● Requirements:
Write out all the entries word for word, but skip any images.

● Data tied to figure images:
>>>>
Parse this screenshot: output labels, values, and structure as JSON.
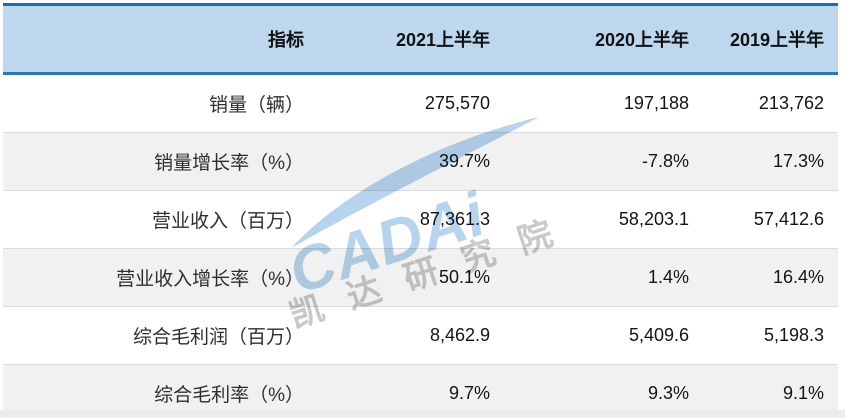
{
  "chart_data": {
    "type": "table",
    "columns": [
      "指标",
      "2021上半年",
      "2020上半年",
      "2019上半年"
    ],
    "rows": [
      {
        "label": "销量（辆）",
        "values": [
          "275,570",
          "197,188",
          "213,762"
        ]
      },
      {
        "label": "销量增长率（%）",
        "values": [
          "39.7%",
          "-7.8%",
          "17.3%"
        ]
      },
      {
        "label": "营业收入（百万）",
        "values": [
          "87,361.3",
          "58,203.1",
          "57,412.6"
        ]
      },
      {
        "label": "营业收入增长率（%）",
        "values": [
          "50.1%",
          "1.4%",
          "16.4%"
        ]
      },
      {
        "label": "综合毛利润（百万）",
        "values": [
          "8,462.9",
          "5,409.6",
          "5,198.3"
        ]
      },
      {
        "label": "综合毛利率（%）",
        "values": [
          "9.7%",
          "9.3%",
          "9.1%"
        ]
      }
    ]
  },
  "watermark": {
    "brand": "CADAi",
    "institute": "凯达研究院"
  },
  "colors": {
    "top_border": "#1E6DB3",
    "header_bg": "#BDD7EE",
    "header_rule": "#2C77B9",
    "bottom_rule": "#2273B8",
    "row_shade": "#F1F1F1",
    "row_separator": "#DBDBDB",
    "watermark_blue": "#B7D4EE",
    "watermark_gray": "#C9C9C9"
  }
}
<<<<
● Result of this task:
Parse this screenshot: output labels, values, and structure as JSON.
{
  "chart_data": {
    "type": "table",
    "columns": [
      "指标",
      "2021上半年",
      "2020上半年",
      "2019上半年"
    ],
    "rows": [
      {
        "label": "销量（辆）",
        "values": [
          "275,570",
          "197,188",
          "213,762"
        ]
      },
      {
        "label": "销量增长率（%）",
        "values": [
          "39.7%",
          "-7.8%",
          "17.3%"
        ]
      },
      {
        "label": "营业收入（百万）",
        "values": [
          "87,361.3",
          "58,203.1",
          "57,412.6"
        ]
      },
      {
        "label": "营业收入增长率（%）",
        "values": [
          "50.1%",
          "1.4%",
          "16.4%"
        ]
      },
      {
        "label": "综合毛利润（百万）",
        "values": [
          "8,462.9",
          "5,409.6",
          "5,198.3"
        ]
      },
      {
        "label": "综合毛利率（%）",
        "values": [
          "9.7%",
          "9.3%",
          "9.1%"
        ]
      }
    ]
  },
  "watermark": {
    "brand": "CADAi",
    "institute": "凯达研究院"
  },
  "colors": {
    "top_border": "#1E6DB3",
    "header_bg": "#BDD7EE",
    "header_rule": "#2C77B9",
    "bottom_rule": "#2273B8",
    "row_shade": "#F1F1F1",
    "row_separator": "#DBDBDB",
    "watermark_blue": "#B7D4EE",
    "watermark_gray": "#C9C9C9"
  }
}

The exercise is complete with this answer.